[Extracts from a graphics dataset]
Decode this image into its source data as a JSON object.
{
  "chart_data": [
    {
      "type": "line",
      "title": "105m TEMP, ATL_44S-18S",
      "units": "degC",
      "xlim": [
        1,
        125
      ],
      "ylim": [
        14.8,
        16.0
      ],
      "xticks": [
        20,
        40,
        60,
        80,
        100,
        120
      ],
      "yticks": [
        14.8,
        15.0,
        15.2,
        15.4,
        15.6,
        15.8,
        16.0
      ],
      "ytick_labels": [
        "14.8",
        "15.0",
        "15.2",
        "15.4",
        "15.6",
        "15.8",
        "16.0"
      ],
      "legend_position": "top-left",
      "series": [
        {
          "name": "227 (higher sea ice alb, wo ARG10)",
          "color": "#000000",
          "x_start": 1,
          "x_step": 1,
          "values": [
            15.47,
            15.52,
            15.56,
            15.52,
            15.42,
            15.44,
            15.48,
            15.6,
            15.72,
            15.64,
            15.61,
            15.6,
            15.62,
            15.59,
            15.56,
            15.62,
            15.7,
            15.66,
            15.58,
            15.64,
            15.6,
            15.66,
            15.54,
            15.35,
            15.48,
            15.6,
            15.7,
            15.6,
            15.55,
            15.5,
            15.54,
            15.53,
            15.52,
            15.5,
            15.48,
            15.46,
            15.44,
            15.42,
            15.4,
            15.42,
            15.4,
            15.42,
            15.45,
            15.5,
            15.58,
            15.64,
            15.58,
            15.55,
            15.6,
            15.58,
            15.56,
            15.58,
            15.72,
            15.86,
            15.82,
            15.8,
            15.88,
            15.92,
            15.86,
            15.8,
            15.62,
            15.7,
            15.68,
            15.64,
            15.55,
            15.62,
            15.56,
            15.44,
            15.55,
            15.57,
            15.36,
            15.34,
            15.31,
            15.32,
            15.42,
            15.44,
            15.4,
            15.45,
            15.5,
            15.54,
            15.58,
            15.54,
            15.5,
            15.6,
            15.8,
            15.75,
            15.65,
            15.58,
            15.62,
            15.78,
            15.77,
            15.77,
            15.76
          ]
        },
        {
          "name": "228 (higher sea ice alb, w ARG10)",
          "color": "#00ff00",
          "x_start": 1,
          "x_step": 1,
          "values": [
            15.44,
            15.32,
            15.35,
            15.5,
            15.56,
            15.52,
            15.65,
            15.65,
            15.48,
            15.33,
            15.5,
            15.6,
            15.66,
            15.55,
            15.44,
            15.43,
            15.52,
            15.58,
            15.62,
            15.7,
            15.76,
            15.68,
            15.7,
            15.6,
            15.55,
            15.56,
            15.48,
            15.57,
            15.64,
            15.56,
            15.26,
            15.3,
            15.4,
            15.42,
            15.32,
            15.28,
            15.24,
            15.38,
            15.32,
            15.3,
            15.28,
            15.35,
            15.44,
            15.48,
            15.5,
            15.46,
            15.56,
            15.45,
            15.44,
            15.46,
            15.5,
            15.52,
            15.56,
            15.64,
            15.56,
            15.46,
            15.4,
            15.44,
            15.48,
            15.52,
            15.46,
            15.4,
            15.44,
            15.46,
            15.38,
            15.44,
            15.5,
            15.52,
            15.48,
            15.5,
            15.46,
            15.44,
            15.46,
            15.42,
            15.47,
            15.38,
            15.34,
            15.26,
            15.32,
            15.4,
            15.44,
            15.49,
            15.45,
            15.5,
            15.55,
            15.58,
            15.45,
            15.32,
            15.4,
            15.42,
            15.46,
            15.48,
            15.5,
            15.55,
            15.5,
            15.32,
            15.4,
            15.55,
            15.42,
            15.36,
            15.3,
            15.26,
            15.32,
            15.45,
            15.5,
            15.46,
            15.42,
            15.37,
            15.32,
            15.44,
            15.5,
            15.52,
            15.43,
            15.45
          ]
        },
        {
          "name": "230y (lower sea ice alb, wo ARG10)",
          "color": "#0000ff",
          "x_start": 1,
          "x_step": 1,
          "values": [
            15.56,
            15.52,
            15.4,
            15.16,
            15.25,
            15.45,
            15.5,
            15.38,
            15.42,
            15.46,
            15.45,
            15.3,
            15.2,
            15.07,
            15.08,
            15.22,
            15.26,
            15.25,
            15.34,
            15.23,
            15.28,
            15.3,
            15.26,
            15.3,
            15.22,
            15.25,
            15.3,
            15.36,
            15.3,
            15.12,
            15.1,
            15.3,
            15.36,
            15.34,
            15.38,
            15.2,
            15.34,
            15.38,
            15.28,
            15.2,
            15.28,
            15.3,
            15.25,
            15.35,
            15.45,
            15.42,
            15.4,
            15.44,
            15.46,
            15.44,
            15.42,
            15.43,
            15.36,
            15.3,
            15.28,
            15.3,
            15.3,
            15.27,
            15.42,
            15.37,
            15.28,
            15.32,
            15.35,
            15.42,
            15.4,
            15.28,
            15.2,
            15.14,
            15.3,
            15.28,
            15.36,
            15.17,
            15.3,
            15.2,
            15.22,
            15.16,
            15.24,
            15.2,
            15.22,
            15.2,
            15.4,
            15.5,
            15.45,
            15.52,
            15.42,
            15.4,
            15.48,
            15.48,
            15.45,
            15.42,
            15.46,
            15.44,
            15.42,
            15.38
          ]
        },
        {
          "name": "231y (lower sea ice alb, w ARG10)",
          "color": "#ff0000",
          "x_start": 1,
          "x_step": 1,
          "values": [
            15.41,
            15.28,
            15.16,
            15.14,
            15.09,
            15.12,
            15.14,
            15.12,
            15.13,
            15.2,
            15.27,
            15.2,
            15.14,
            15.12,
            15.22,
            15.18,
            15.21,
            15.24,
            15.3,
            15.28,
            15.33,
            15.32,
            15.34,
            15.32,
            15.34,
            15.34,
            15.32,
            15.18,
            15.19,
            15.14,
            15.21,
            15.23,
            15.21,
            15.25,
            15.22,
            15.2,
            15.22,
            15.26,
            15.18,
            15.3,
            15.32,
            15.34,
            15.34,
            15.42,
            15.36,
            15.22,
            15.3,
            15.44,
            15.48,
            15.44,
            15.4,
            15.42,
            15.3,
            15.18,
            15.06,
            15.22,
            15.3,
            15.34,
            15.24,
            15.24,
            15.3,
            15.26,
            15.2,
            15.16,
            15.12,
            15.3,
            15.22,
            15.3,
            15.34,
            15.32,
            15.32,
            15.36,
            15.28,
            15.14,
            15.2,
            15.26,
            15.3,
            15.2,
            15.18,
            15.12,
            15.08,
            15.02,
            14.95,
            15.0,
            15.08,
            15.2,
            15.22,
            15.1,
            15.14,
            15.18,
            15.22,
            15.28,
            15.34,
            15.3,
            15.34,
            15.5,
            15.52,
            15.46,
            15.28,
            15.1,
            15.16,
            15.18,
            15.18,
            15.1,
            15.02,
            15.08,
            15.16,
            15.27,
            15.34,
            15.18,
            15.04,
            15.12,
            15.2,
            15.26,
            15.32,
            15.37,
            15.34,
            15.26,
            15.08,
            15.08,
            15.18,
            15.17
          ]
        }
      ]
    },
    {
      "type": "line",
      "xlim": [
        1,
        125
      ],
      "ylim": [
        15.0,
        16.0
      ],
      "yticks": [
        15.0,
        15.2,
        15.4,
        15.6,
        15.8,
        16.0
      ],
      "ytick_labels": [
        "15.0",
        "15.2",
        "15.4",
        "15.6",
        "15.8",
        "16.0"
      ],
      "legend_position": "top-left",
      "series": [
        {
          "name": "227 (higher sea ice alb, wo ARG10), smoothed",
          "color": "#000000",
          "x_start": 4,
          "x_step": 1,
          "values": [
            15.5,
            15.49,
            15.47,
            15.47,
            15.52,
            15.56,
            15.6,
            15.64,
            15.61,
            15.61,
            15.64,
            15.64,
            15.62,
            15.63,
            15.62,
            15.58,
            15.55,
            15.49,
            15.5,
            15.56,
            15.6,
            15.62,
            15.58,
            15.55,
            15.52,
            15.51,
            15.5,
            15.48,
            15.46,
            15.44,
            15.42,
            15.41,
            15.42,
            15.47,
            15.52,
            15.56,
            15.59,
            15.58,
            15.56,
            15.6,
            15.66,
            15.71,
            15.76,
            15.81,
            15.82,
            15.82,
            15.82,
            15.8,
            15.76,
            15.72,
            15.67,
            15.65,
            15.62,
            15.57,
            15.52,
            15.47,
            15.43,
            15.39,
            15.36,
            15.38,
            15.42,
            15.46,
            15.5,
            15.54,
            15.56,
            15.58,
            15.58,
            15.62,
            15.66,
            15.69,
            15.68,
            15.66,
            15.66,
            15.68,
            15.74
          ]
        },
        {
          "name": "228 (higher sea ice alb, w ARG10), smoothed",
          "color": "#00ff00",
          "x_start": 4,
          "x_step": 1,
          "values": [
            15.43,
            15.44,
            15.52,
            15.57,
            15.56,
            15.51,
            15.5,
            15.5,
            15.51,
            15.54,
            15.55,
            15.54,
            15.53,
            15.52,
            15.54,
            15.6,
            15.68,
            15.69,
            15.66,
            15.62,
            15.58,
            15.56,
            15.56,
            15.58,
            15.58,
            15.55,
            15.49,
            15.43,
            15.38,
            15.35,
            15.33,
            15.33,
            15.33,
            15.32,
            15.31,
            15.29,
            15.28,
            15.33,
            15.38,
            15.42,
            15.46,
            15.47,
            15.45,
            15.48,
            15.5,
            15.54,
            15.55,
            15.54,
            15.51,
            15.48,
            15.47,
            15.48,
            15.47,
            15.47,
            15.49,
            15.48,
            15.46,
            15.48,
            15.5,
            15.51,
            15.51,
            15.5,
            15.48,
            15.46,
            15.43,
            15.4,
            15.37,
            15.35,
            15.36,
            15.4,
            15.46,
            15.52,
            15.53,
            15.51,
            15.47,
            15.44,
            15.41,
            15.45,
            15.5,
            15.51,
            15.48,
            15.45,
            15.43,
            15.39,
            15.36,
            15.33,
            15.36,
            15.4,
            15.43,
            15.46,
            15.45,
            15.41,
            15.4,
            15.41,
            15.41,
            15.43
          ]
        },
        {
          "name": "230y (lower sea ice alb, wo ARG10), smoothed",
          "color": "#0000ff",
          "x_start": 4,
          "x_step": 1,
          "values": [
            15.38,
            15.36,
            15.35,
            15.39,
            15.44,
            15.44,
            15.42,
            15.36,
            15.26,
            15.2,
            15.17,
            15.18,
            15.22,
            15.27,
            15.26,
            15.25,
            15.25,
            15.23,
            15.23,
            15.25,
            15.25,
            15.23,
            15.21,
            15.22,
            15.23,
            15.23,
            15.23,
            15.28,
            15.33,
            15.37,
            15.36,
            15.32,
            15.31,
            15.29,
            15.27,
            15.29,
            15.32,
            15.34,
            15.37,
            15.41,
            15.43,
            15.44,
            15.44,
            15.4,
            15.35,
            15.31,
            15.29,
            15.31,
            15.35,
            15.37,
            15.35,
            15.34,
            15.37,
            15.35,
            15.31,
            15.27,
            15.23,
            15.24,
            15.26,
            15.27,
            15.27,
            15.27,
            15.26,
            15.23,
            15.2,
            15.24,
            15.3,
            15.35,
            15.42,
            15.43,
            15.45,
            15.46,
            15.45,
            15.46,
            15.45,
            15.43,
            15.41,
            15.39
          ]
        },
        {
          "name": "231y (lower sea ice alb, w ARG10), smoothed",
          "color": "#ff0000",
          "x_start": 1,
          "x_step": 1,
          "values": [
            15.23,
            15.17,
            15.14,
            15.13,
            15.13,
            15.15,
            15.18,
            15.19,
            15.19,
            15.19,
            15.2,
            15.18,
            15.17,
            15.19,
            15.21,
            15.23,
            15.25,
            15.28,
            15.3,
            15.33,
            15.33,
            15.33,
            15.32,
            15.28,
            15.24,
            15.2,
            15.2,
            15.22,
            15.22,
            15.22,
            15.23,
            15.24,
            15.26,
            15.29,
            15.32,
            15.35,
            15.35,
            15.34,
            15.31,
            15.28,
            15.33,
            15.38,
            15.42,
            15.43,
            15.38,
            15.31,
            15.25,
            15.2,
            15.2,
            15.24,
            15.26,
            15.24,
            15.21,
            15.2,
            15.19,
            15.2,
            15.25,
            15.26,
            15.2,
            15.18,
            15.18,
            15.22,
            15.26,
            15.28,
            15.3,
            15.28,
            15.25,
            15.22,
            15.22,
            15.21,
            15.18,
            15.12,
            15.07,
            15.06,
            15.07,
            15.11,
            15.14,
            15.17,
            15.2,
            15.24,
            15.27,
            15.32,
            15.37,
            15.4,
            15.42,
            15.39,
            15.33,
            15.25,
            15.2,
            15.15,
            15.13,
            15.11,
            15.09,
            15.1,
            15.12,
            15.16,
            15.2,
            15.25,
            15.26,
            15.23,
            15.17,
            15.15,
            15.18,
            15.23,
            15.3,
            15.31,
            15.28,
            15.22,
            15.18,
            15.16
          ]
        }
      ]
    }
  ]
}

## Problem
From the records above, copy every line that holds the word "higher".

## Complete answer
          "name": "227 (higher sea ice alb, wo ARG10)",
          "name": "228 (higher sea ice alb, w ARG10)",
          "name": "227 (higher sea ice alb, wo ARG10), smoothed",
          "name": "228 (higher sea ice alb, w ARG10), smoothed",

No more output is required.